:: Dataset ::
┄┄┄┄┄┄

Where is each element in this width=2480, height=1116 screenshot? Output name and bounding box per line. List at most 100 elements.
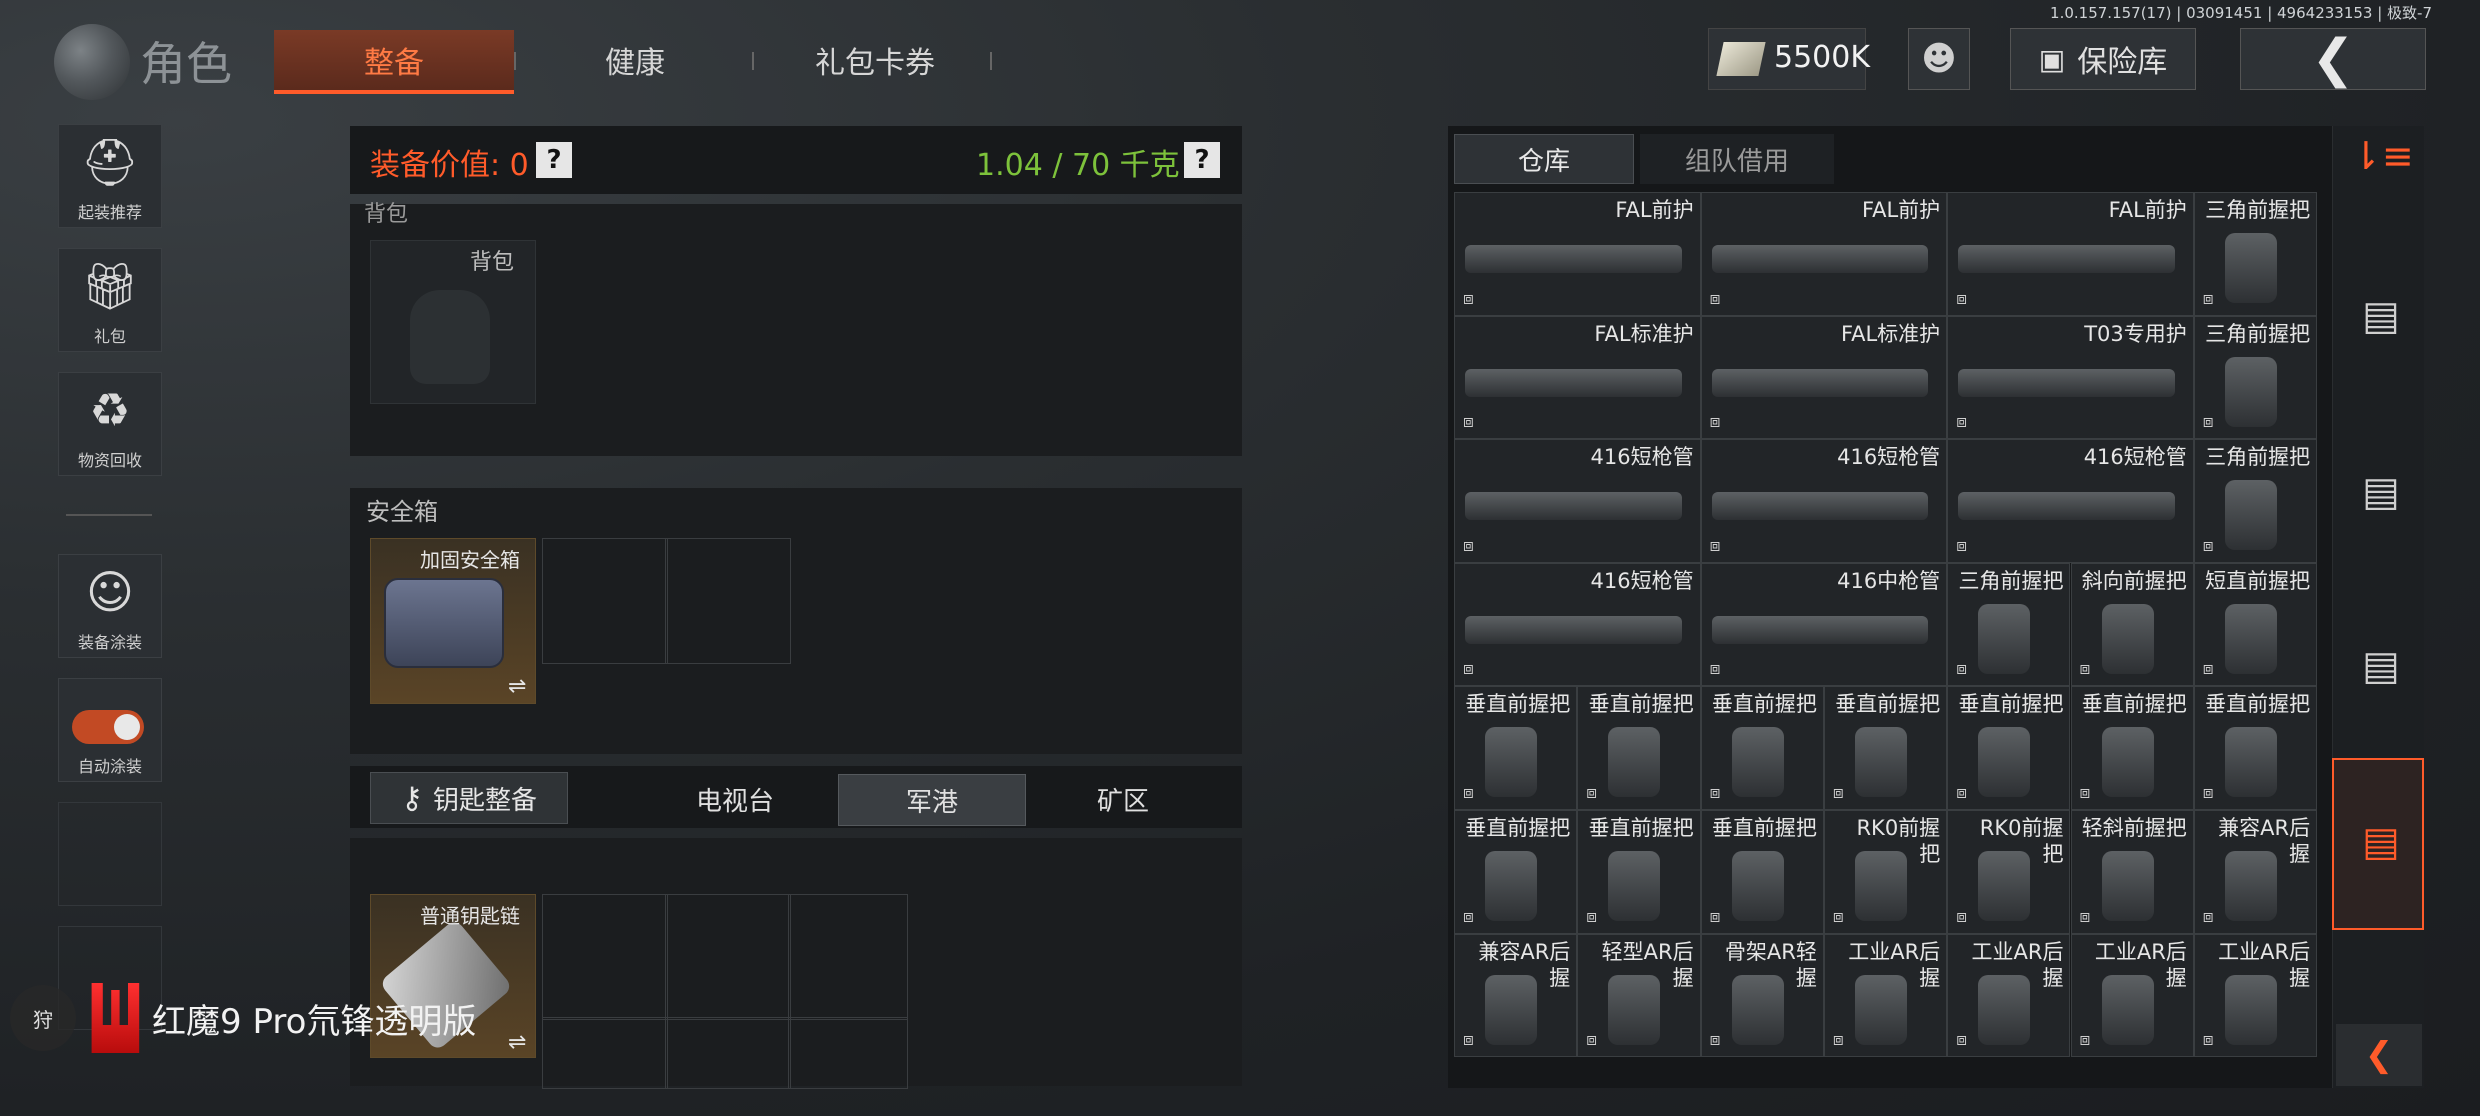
tab-team-borrow[interactable]: 组队借用 (1640, 134, 1834, 184)
rail-storage-1[interactable]: ▤ (2338, 232, 2424, 400)
item-box-icon: ⧈ (2202, 782, 2214, 803)
item-box-icon: ⧈ (1709, 659, 1721, 680)
item-name: T03专用护 (2084, 321, 2187, 346)
sidebar-item-gift[interactable]: 🎁︎ 礼包 (58, 248, 162, 352)
warehouse-item[interactable]: 垂直前握把 ⧈ (2070, 686, 2194, 810)
warehouse-item[interactable]: 416短枪管 ⧈ (1700, 439, 1948, 563)
warehouse-item[interactable]: 短直前握把 ⧈ (2193, 562, 2318, 687)
sidebar-empty-slot (58, 802, 162, 906)
tab-gift-coupons[interactable]: 礼包卡券 (760, 30, 990, 90)
help-icon[interactable]: ? (536, 142, 572, 178)
item-name: FAL前护 (1861, 198, 1941, 222)
warehouse-item[interactable]: FAL前护 ⧈ (1700, 192, 1948, 316)
swap-icon[interactable]: ⇌ (508, 674, 526, 699)
warehouse-item[interactable]: 兼容AR后 握 ⧈ (2193, 810, 2318, 934)
agent-button[interactable]: ☻ (1908, 28, 1970, 90)
warehouse-item[interactable]: 三角前握把 ⧈ (2193, 439, 2318, 563)
grid-cell[interactable] (542, 538, 668, 664)
item-box-icon: ⧈ (1463, 1030, 1474, 1051)
help-icon[interactable]: ? (1184, 142, 1220, 178)
warehouse-item[interactable]: 垂直前握把 ⧈ (1577, 686, 1701, 810)
rail-storage-4[interactable]: ▤ (2338, 758, 2424, 926)
tab-equipment[interactable]: 整备 (274, 30, 514, 94)
warehouse-item[interactable]: FAL标准护 ⧈ (1700, 315, 1948, 440)
back-button[interactable]: ❮ (2240, 28, 2426, 90)
rail-storage-3[interactable]: ▤ (2338, 582, 2424, 750)
warehouse-item[interactable]: FAL前护 ⧈ (1454, 192, 1701, 316)
item-box-icon: ⧈ (1463, 535, 1474, 556)
warehouse-item[interactable]: FAL标准护 ⧈ (1454, 315, 1701, 440)
warehouse-item[interactable]: 垂直前握把 ⧈ (2193, 686, 2318, 810)
item-box-icon: ⧈ (1956, 782, 1967, 803)
sidebar-item-equipment-paint[interactable]: ☺ 装备涂装 (58, 554, 162, 658)
tab-storage[interactable]: 仓库 (1454, 134, 1634, 184)
warehouse-item[interactable]: 轻型AR后 握 ⧈ (1577, 933, 1701, 1058)
warehouse-item[interactable]: 三角前握把 ⧈ (1947, 562, 2071, 687)
warehouse-item[interactable]: 工业AR后 握 ⧈ (1823, 933, 1948, 1058)
grid-cell[interactable] (665, 538, 791, 664)
grid-cell[interactable] (665, 894, 791, 1020)
warehouse-item[interactable]: RK0前握 把 ⧈ (1823, 810, 1948, 934)
warehouse-item[interactable]: T03专用护 ⧈ (1947, 315, 2194, 440)
item-box-icon: ⧈ (1956, 535, 1967, 556)
warehouse-item[interactable]: 416短枪管 ⧈ (1947, 439, 2194, 563)
item-name: 三角前握把 (1958, 568, 2064, 593)
warehouse-item[interactable]: FAL前护 ⧈ (1947, 192, 2194, 316)
crate-icon: ▤ (2362, 819, 2400, 865)
warehouse-item[interactable]: 轻斜前握把 ⧈ (2070, 810, 2194, 934)
grid-cell[interactable] (665, 1017, 791, 1089)
warehouse-item[interactable]: 垂直前握把 ⧈ (1947, 686, 2071, 810)
sidebar-item-loadout-recommend[interactable]: ⛑ 起装推荐 (58, 124, 162, 228)
key-loadout-label: 钥匙整备 (432, 785, 537, 816)
item-box-icon: ⧈ (1709, 1030, 1721, 1051)
sidebar-item-label: 自动涂装 (77, 757, 142, 776)
warehouse-item[interactable]: 垂直前握把 ⧈ (1700, 810, 1824, 934)
grid-cell[interactable] (542, 1017, 668, 1089)
collapse-button[interactable]: ❮ (2336, 1024, 2422, 1086)
warehouse-item[interactable]: 416中枪管 ⧈ (1700, 562, 1948, 687)
section-title: 安全箱 (366, 498, 438, 526)
warehouse-item[interactable]: 工业AR后 握 ⧈ (2193, 933, 2318, 1058)
item-image (1731, 851, 1784, 921)
grid-cell[interactable] (788, 894, 908, 1020)
warehouse-item[interactable]: 骨架AR轻 握 ⧈ (1700, 933, 1824, 1058)
item-image (1958, 368, 2175, 397)
vault-button[interactable]: ▣ 保险库 (2010, 28, 2196, 90)
warehouse-item[interactable]: 兼容AR后 握 ⧈ (1454, 933, 1578, 1058)
tab-health[interactable]: 健康 (520, 30, 750, 90)
grid-cell[interactable] (788, 1017, 908, 1089)
cash-icon (1716, 42, 1766, 76)
warehouse-item[interactable]: 垂直前握把 ⧈ (1823, 686, 1948, 810)
grid-cell[interactable] (542, 894, 668, 1020)
item-image (1465, 368, 1682, 397)
warehouse-item[interactable]: 垂直前握把 ⧈ (1454, 686, 1578, 810)
rail-storage-2[interactable]: ▤ (2338, 408, 2424, 576)
warehouse-item[interactable]: 垂直前握把 ⧈ (1577, 810, 1701, 934)
warehouse-item[interactable]: 三角前握把 ⧈ (2193, 192, 2318, 316)
chevron-left-icon: ❮ (2364, 1035, 2394, 1075)
item-box-icon: ⧈ (1709, 535, 1721, 556)
sort-icon[interactable]: ⇂≡ (2350, 134, 2414, 178)
warehouse-item[interactable]: 416短枪管 ⧈ (1454, 439, 1701, 563)
item-name: 416短枪管 (1590, 445, 1694, 470)
tab-divider (752, 52, 754, 70)
warehouse-item[interactable]: 斜向前握把 ⧈ (2070, 562, 2194, 687)
warehouse-item[interactable]: RK0前握 把 ⧈ (1947, 810, 2071, 934)
item-image (1978, 603, 2031, 674)
item-name: 三角前握把 (2205, 445, 2311, 470)
warehouse-item[interactable]: 工业AR后 握 ⧈ (2070, 933, 2194, 1058)
sidebar-item-recycle[interactable]: ♻ 物资回收 (58, 372, 162, 476)
swap-icon[interactable]: ⇌ (508, 1030, 526, 1055)
item-image (2224, 356, 2277, 427)
map-tab-mining[interactable]: 矿区 (1030, 774, 1216, 824)
warehouse-item[interactable]: 416短枪管 ⧈ (1454, 562, 1701, 687)
key-loadout-button[interactable]: ⚷ 钥匙整备 (370, 772, 568, 824)
tab-divider (990, 52, 992, 70)
map-tab-tv-station[interactable]: 电视台 (642, 774, 828, 824)
warehouse-item[interactable]: 三角前握把 ⧈ (2193, 315, 2318, 440)
warehouse-item[interactable]: 垂直前握把 ⧈ (1700, 686, 1824, 810)
item-name: 垂直前握把 (1588, 816, 1694, 840)
warehouse-item[interactable]: 工业AR后 握 ⧈ (1947, 933, 2071, 1058)
map-tab-naval-port[interactable]: 军港 (838, 774, 1026, 826)
warehouse-item[interactable]: 垂直前握把 ⧈ (1454, 810, 1578, 934)
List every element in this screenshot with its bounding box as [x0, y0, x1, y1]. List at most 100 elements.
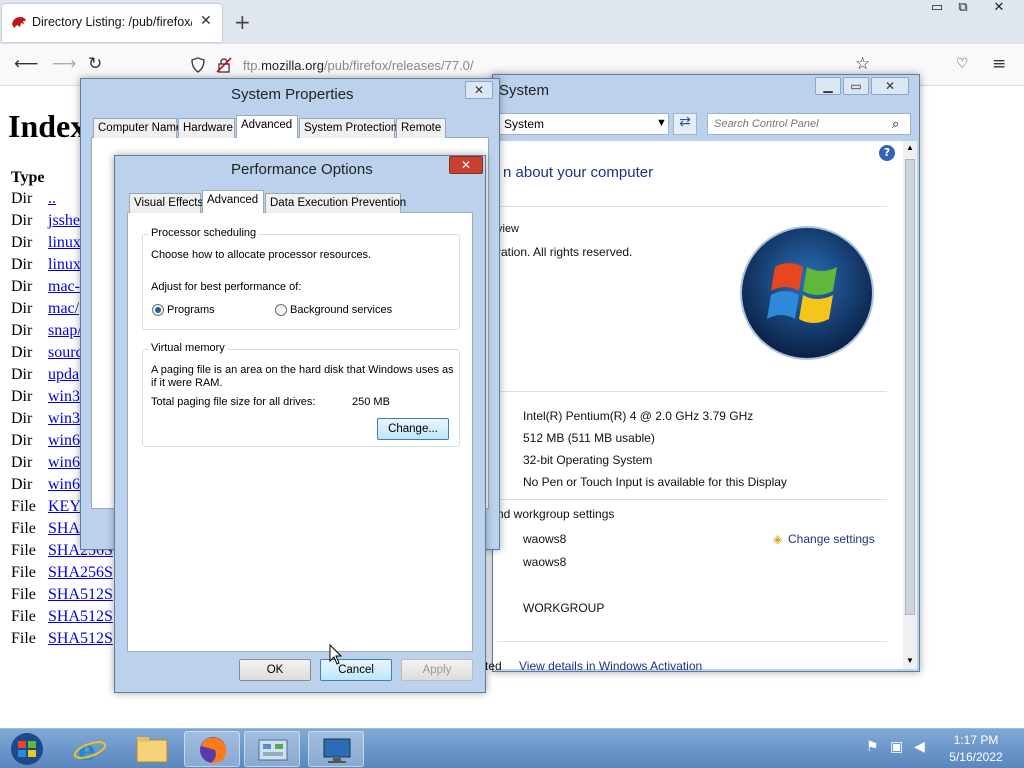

┄┄┄┄┄┄

Return all of the material above word for word, leaving out the pictures.

:: Answer to this task ::
Where is each element in this width=2480, height=1116 screenshot? Output name and bounding box per line. List at most 100 elements.
tab-team-borrow[interactable]: 组队借用 (1640, 134, 1834, 184)
rail-storage-1[interactable]: ▤ (2338, 232, 2424, 400)
item-box-icon: ⧈ (2202, 782, 2214, 803)
item-box-icon: ⧈ (1709, 659, 1721, 680)
item-name: T03专用护 (2084, 321, 2187, 346)
sidebar-item-gift[interactable]: 🎁︎ 礼包 (58, 248, 162, 352)
warehouse-item[interactable]: 垂直前握把 ⧈ (2070, 686, 2194, 810)
warehouse-item[interactable]: 416短枪管 ⧈ (1700, 439, 1948, 563)
warehouse-item[interactable]: 短直前握把 ⧈ (2193, 562, 2318, 687)
sidebar-empty-slot (58, 802, 162, 906)
tab-gift-coupons[interactable]: 礼包卡券 (760, 30, 990, 90)
help-icon[interactable]: ? (536, 142, 572, 178)
item-name: FAL前护 (1861, 198, 1941, 222)
warehouse-item[interactable]: FAL前护 ⧈ (1700, 192, 1948, 316)
swap-icon[interactable]: ⇌ (508, 674, 526, 699)
warehouse-item[interactable]: 兼容AR后 握 ⧈ (2193, 810, 2318, 934)
agent-button[interactable]: ☻ (1908, 28, 1970, 90)
warehouse-item[interactable]: 三角前握把 ⧈ (2193, 439, 2318, 563)
grid-cell[interactable] (542, 538, 668, 664)
item-box-icon: ⧈ (1463, 1030, 1474, 1051)
help-icon[interactable]: ? (1184, 142, 1220, 178)
warehouse-item[interactable]: 垂直前握把 ⧈ (1577, 686, 1701, 810)
rail-storage-4[interactable]: ▤ (2338, 758, 2424, 926)
tab-equipment[interactable]: 整备 (274, 30, 514, 94)
warehouse-item[interactable]: FAL标准护 ⧈ (1700, 315, 1948, 440)
back-button[interactable]: ❮ (2240, 28, 2426, 90)
rail-storage-3[interactable]: ▤ (2338, 582, 2424, 750)
warehouse-item[interactable]: FAL前护 ⧈ (1454, 192, 1701, 316)
item-box-icon: ⧈ (1463, 535, 1474, 556)
warehouse-item[interactable]: FAL标准护 ⧈ (1454, 315, 1701, 440)
warehouse-item[interactable]: 垂直前握把 ⧈ (2193, 686, 2318, 810)
item-box-icon: ⧈ (1956, 782, 1967, 803)
sidebar-item-equipment-paint[interactable]: ☺ 装备涂装 (58, 554, 162, 658)
tab-storage[interactable]: 仓库 (1454, 134, 1634, 184)
warehouse-item[interactable]: 轻型AR后 握 ⧈ (1577, 933, 1701, 1058)
warehouse-item[interactable]: 三角前握把 ⧈ (1947, 562, 2071, 687)
warehouse-item[interactable]: 工业AR后 握 ⧈ (1823, 933, 1948, 1058)
grid-cell[interactable] (665, 538, 791, 664)
grid-cell[interactable] (665, 894, 791, 1020)
warehouse-item[interactable]: RK0前握 把 ⧈ (1823, 810, 1948, 934)
warehouse-item[interactable]: T03专用护 ⧈ (1947, 315, 2194, 440)
item-box-icon: ⧈ (1956, 535, 1967, 556)
warehouse-item[interactable]: 416短枪管 ⧈ (1947, 439, 2194, 563)
item-name: 三角前握把 (1958, 568, 2064, 593)
warehouse-item[interactable]: FAL前护 ⧈ (1947, 192, 2194, 316)
crate-icon: ▤ (2362, 819, 2400, 865)
warehouse-item[interactable]: 轻斜前握把 ⧈ (2070, 810, 2194, 934)
grid-cell[interactable] (665, 1017, 791, 1089)
warehouse-item[interactable]: 垂直前握把 ⧈ (1947, 686, 2071, 810)
sidebar-item-loadout-recommend[interactable]: ⛑ 起装推荐 (58, 124, 162, 228)
key-loadout-label: 钥匙整备 (432, 785, 537, 816)
item-box-icon: ⧈ (1709, 1030, 1721, 1051)
sidebar-item-label: 自动涂装 (77, 757, 142, 776)
warehouse-item[interactable]: 垂直前握把 ⧈ (1700, 810, 1824, 934)
grid-cell[interactable] (542, 1017, 668, 1089)
collapse-button[interactable]: ❮ (2336, 1024, 2422, 1086)
warehouse-item[interactable]: 416中枪管 ⧈ (1700, 562, 1948, 687)
section-title: 安全箱 (366, 498, 438, 526)
warehouse-item[interactable]: 工业AR后 握 ⧈ (2193, 933, 2318, 1058)
item-image (1731, 851, 1784, 921)
grid-cell[interactable] (788, 894, 908, 1020)
warehouse-item[interactable]: 骨架AR轻 握 ⧈ (1700, 933, 1824, 1058)
item-image (1958, 368, 2175, 397)
vault-button[interactable]: ▣ 保险库 (2010, 28, 2196, 90)
warehouse-item[interactable]: 兼容AR后 握 ⧈ (1454, 933, 1578, 1058)
tab-health[interactable]: 健康 (520, 30, 750, 90)
grid-cell[interactable] (788, 1017, 908, 1089)
cash-icon (1716, 42, 1766, 76)
warehouse-item[interactable]: 垂直前握把 ⧈ (1823, 686, 1948, 810)
grid-cell[interactable] (542, 894, 668, 1020)
item-image (1465, 368, 1682, 397)
warehouse-item[interactable]: 垂直前握把 ⧈ (1454, 686, 1578, 810)
rail-storage-2[interactable]: ▤ (2338, 408, 2424, 576)
warehouse-item[interactable]: 垂直前握把 ⧈ (1577, 810, 1701, 934)
warehouse-item[interactable]: 三角前握把 ⧈ (2193, 192, 2318, 316)
chevron-left-icon: ❮ (2364, 1035, 2394, 1075)
item-box-icon: ⧈ (1709, 535, 1721, 556)
sort-icon[interactable]: ⇂≡ (2350, 134, 2414, 178)
warehouse-item[interactable]: 416短枪管 ⧈ (1454, 439, 1701, 563)
item-name: 416短枪管 (1590, 445, 1694, 470)
tab-divider (752, 52, 754, 70)
warehouse-item[interactable]: 斜向前握把 ⧈ (2070, 562, 2194, 687)
warehouse-item[interactable]: RK0前握 把 ⧈ (1947, 810, 2071, 934)
item-image (1978, 603, 2031, 674)
item-name: 三角前握把 (2205, 445, 2311, 470)
warehouse-item[interactable]: 工业AR后 握 ⧈ (2070, 933, 2194, 1058)
sidebar-item-recycle[interactable]: ♻ 物资回收 (58, 372, 162, 476)
swap-icon[interactable]: ⇌ (508, 1030, 526, 1055)
item-image (2224, 356, 2277, 427)
map-tab-mining[interactable]: 矿区 (1030, 774, 1216, 824)
warehouse-item[interactable]: 416短枪管 ⧈ (1454, 562, 1701, 687)
key-loadout-button[interactable]: ⚷ 钥匙整备 (370, 772, 568, 824)
tab-divider (990, 52, 992, 70)
map-tab-tv-station[interactable]: 电视台 (642, 774, 828, 824)
warehouse-item[interactable]: 三角前握把 ⧈ (2193, 315, 2318, 440)
warehouse-item[interactable]: 垂直前握把 ⧈ (1700, 686, 1824, 810)
item-name: 垂直前握把 (1588, 816, 1694, 840)
warehouse-item[interactable]: 工业AR后 握 ⧈ (1947, 933, 2071, 1058)
map-tab-naval-port[interactable]: 军港 (838, 774, 1026, 826)
warehouse-item[interactable]: 垂直前握把 ⧈ (1454, 810, 1578, 934)
List every element in this screenshot with its bounding box as [x0, y0, x1, y1]. List at most 100 elements.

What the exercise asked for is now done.